» **AIM**
Return all the data below as it stands, minus the pictures.

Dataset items
☆ ☆ ☆ ☆ ☆ ☆ ☆
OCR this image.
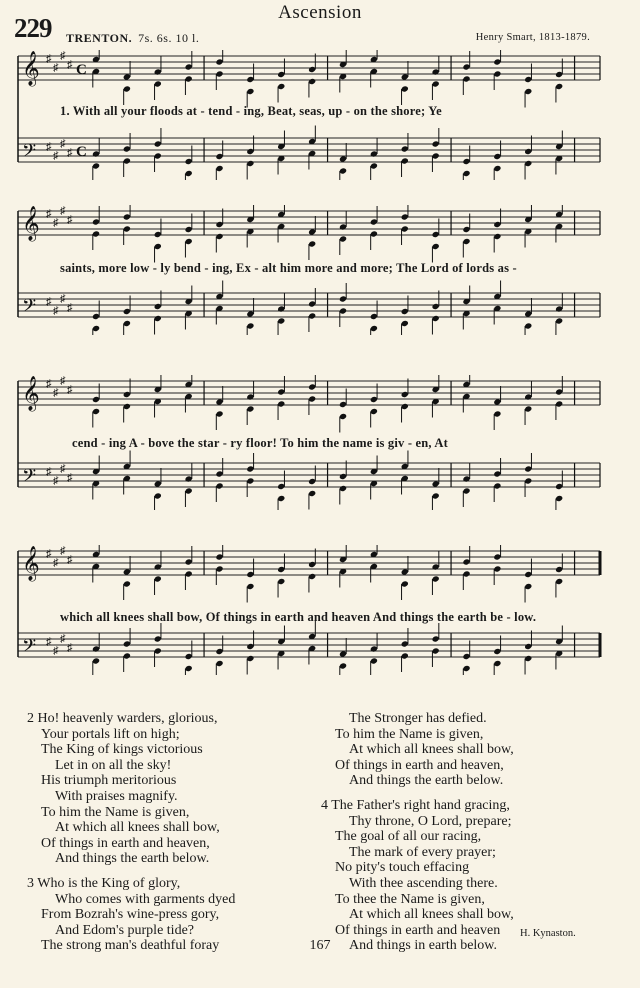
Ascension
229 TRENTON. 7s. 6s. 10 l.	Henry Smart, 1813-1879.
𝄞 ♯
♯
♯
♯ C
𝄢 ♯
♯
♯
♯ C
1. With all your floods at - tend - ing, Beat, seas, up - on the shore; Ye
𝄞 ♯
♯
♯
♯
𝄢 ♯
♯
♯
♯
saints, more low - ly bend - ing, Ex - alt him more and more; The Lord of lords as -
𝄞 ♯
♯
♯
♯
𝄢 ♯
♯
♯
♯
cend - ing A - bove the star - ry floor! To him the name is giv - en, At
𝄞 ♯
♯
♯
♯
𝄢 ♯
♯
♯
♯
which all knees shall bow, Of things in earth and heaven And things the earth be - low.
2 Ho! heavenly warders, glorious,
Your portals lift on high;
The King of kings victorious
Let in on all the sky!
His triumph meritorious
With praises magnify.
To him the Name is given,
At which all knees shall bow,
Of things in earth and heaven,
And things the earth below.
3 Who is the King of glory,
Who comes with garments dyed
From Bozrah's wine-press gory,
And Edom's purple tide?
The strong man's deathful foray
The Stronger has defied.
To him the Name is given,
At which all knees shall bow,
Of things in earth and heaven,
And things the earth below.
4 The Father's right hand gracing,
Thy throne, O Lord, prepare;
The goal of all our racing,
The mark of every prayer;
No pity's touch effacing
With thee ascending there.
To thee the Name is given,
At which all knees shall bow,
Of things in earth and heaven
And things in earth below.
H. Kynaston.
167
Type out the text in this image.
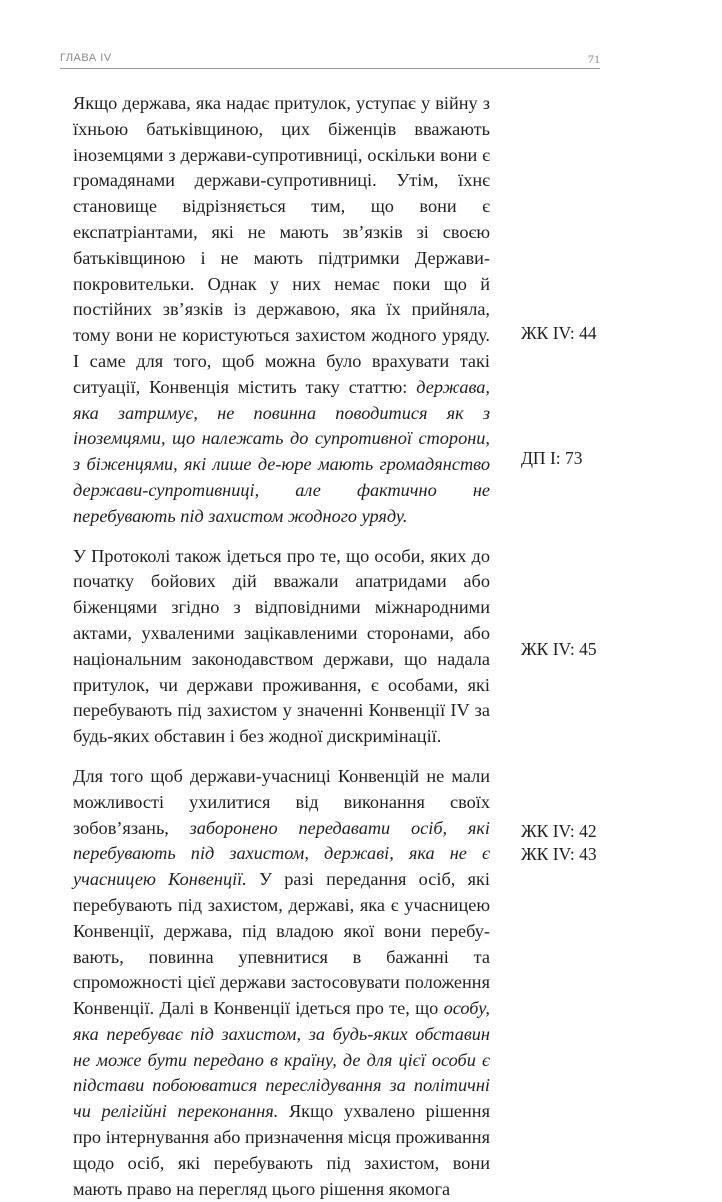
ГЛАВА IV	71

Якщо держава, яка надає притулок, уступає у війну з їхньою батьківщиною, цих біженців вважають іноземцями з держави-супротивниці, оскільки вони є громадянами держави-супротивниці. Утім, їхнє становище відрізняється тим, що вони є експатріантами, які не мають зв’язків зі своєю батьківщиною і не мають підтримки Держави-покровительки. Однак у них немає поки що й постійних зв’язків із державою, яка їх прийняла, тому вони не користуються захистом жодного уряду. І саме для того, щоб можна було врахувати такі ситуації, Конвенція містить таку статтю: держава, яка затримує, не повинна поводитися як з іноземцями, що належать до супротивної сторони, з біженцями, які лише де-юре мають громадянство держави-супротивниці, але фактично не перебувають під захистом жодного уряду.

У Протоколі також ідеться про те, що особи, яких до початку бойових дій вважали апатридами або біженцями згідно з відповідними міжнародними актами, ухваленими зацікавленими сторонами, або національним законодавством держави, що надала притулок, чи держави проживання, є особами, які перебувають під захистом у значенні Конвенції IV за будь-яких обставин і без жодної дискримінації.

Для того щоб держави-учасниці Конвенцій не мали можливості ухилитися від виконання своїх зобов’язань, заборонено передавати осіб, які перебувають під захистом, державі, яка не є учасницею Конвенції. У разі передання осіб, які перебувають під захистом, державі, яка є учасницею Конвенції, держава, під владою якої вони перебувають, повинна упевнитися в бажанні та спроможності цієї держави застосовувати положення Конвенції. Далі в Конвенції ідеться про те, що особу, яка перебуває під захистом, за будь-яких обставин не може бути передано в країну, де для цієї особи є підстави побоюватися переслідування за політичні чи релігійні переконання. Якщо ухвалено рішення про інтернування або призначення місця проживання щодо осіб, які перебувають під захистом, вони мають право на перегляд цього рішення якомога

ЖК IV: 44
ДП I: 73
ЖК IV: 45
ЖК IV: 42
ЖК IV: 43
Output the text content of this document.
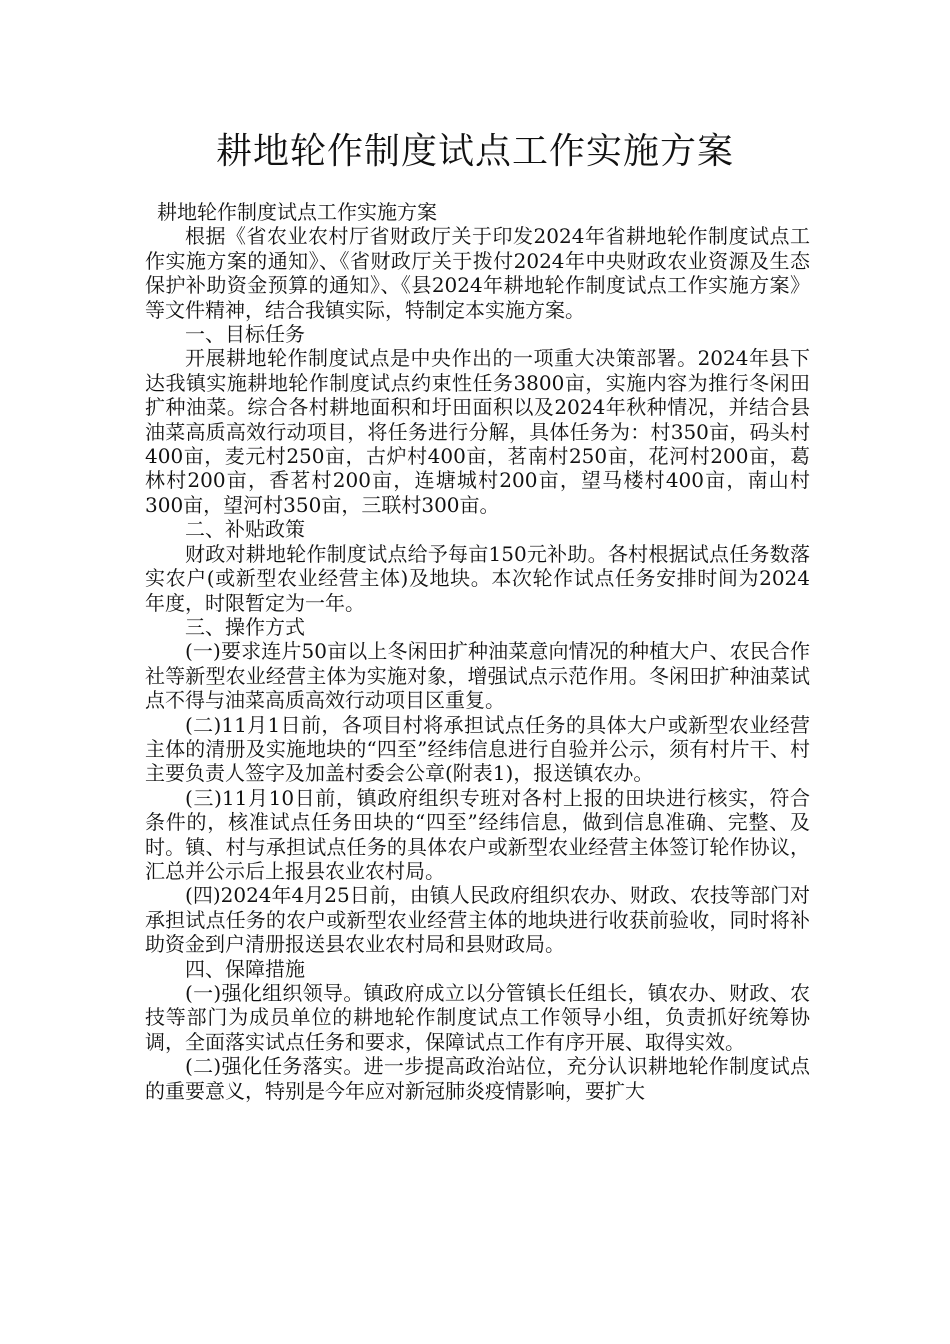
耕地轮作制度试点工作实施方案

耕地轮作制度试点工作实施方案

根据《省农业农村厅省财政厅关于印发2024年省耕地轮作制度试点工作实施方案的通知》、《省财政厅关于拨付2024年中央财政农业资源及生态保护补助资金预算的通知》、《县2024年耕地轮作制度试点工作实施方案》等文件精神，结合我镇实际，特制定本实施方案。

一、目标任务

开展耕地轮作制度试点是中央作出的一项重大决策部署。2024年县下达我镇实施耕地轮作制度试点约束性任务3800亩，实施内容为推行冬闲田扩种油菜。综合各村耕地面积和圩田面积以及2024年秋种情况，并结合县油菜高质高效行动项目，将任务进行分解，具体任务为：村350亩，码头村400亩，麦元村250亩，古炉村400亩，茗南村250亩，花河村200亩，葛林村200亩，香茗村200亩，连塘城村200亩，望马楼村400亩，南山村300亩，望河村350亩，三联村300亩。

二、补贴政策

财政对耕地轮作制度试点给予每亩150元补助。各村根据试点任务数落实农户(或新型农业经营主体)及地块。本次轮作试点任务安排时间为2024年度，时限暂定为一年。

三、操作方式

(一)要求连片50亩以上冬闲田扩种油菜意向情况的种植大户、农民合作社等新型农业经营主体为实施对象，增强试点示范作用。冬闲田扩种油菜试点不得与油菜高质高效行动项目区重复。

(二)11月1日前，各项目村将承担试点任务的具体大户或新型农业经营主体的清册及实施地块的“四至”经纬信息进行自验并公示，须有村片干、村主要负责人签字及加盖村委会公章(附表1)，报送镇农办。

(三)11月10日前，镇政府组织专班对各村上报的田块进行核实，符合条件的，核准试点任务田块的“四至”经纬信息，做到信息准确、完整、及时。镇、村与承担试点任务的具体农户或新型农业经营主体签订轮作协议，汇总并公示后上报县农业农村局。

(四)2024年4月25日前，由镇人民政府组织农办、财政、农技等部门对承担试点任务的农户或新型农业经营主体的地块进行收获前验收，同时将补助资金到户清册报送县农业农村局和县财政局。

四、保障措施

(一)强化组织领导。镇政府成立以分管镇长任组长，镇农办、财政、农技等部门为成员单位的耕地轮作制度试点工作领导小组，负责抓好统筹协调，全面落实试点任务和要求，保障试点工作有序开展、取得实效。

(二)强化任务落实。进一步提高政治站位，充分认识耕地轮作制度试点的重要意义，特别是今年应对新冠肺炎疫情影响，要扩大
☆ ☆ ☆ ☆ ☆ ☆ ☆
» **TASK OUTPUT**
OCR this image.
Ascension
229 TRENTON. 7s. 6s. 10 l.	Henry Smart, 1813-1879.
𝄞 ♯
♯
♯
♯ C
𝄢 ♯
♯
♯
♯ C
1. With all your floods at - tend - ing, Beat, seas, up - on the shore; Ye
𝄞 ♯
♯
♯
♯
𝄢 ♯
♯
♯
♯
saints, more low - ly bend - ing, Ex - alt him more and more; The Lord of lords as -
𝄞 ♯
♯
♯
♯
𝄢 ♯
♯
♯
♯
cend - ing A - bove the star - ry floor! To him the name is giv - en, At
𝄞 ♯
♯
♯
♯
𝄢 ♯
♯
♯
♯
which all knees shall bow, Of things in earth and heaven And things the earth be - low.
2 Ho! heavenly warders, glorious,
Your portals lift on high;
The King of kings victorious
Let in on all the sky!
His triumph meritorious
With praises magnify.
To him the Name is given,
At which all knees shall bow,
Of things in earth and heaven,
And things the earth below.
3 Who is the King of glory,
Who comes with garments dyed
From Bozrah's wine-press gory,
And Edom's purple tide?
The strong man's deathful foray
The Stronger has defied.
To him the Name is given,
At which all knees shall bow,
Of things in earth and heaven,
And things the earth below.
4 The Father's right hand gracing,
Thy throne, O Lord, prepare;
The goal of all our racing,
The mark of every prayer;
No pity's touch effacing
With thee ascending there.
To thee the Name is given,
At which all knees shall bow,
Of things in earth and heaven
And things in earth below.
H. Kynaston.
167
Type out the text in this image.
ГЛАВА IV	71

Якщо держава, яка надає притулок, уступає у війну з їхньою батьківщиною, цих біженців вважають іноземцями з держави-супротивниці, оскільки вони є громадянами держави-супротивниці. Утім, їхнє становище відрізняється тим, що вони є експатріантами, які не мають зв’язків зі своєю батьківщиною і не мають підтримки Держави-покровительки. Однак у них немає поки що й постійних зв’язків із державою, яка їх прийняла, тому вони не користуються захистом жодного уряду. І саме для того, щоб можна було врахувати такі ситуації, Конвенція містить таку статтю: держава, яка затримує, не повинна поводитися як з іноземцями, що належать до супротивної сторони, з біженцями, які лише де-юре мають громадянство держави-супротивниці, але фактично не перебувають під захистом жодного уряду.

У Протоколі також ідеться про те, що особи, яких до початку бойових дій вважали апатридами або біженцями згідно з відповідними міжнародними актами, ухваленими зацікавленими сторонами, або національним законодавством держави, що надала притулок, чи держави проживання, є особами, які перебувають під захистом у значенні Конвенції IV за будь-яких обставин і без жодної дискримінації.

Для того щоб держави-учасниці Конвенцій не мали можливості ухилитися від виконання своїх зобов’язань, заборонено передавати осіб, які перебувають під захистом, державі, яка не є учасницею Конвенції. У разі передання осіб, які перебувають під захистом, державі, яка є учасницею Конвенції, держава, під владою якої вони перебувають, повинна упевнитися в бажанні та спроможності цієї держави застосовувати положення Конвенції. Далі в Конвенції ідеться про те, що особу, яка перебуває під захистом, за будь-яких обставин не може бути передано в країну, де для цієї особи є підстави побоюватися переслідування за політичні чи релігійні переконання. Якщо ухвалено рішення про інтернування або призначення місця проживання щодо осіб, які перебувають під захистом, вони мають право на перегляд цього рішення якомога

ЖК IV: 44
ДП I: 73
ЖК IV: 45
ЖК IV: 42
ЖК IV: 43
Output the text content of this document.
耕地轮作制度试点工作实施方案

耕地轮作制度试点工作实施方案

根据《省农业农村厅省财政厅关于印发2024年省耕地轮作制度试点工作实施方案的通知》、《省财政厅关于拨付2024年中央财政农业资源及生态保护补助资金预算的通知》、《县2024年耕地轮作制度试点工作实施方案》等文件精神，结合我镇实际，特制定本实施方案。

一、目标任务

开展耕地轮作制度试点是中央作出的一项重大决策部署。2024年县下达我镇实施耕地轮作制度试点约束性任务3800亩，实施内容为推行冬闲田扩种油菜。综合各村耕地面积和圩田面积以及2024年秋种情况，并结合县油菜高质高效行动项目，将任务进行分解，具体任务为：村350亩，码头村400亩，麦元村250亩，古炉村400亩，茗南村250亩，花河村200亩，葛林村200亩，香茗村200亩，连塘城村200亩，望马楼村400亩，南山村300亩，望河村350亩，三联村300亩。

二、补贴政策

财政对耕地轮作制度试点给予每亩150元补助。各村根据试点任务数落实农户(或新型农业经营主体)及地块。本次轮作试点任务安排时间为2024年度，时限暂定为一年。

三、操作方式

(一)要求连片50亩以上冬闲田扩种油菜意向情况的种植大户、农民合作社等新型农业经营主体为实施对象，增强试点示范作用。冬闲田扩种油菜试点不得与油菜高质高效行动项目区重复。

(二)11月1日前，各项目村将承担试点任务的具体大户或新型农业经营主体的清册及实施地块的“四至”经纬信息进行自验并公示，须有村片干、村主要负责人签字及加盖村委会公章(附表1)，报送镇农办。

(三)11月10日前，镇政府组织专班对各村上报的田块进行核实，符合条件的，核准试点任务田块的“四至”经纬信息，做到信息准确、完整、及时。镇、村与承担试点任务的具体农户或新型农业经营主体签订轮作协议，汇总并公示后上报县农业农村局。

(四)2024年4月25日前，由镇人民政府组织农办、财政、农技等部门对承担试点任务的农户或新型农业经营主体的地块进行收获前验收，同时将补助资金到户清册报送县农业农村局和县财政局。

四、保障措施

(一)强化组织领导。镇政府成立以分管镇长任组长，镇农办、财政、农技等部门为成员单位的耕地轮作制度试点工作领导小组，负责抓好统筹协调，全面落实试点任务和要求，保障试点工作有序开展、取得实效。

(二)强化任务落实。进一步提高政治站位，充分认识耕地轮作制度试点的重要意义，特别是今年应对新冠肺炎疫情影响，要扩大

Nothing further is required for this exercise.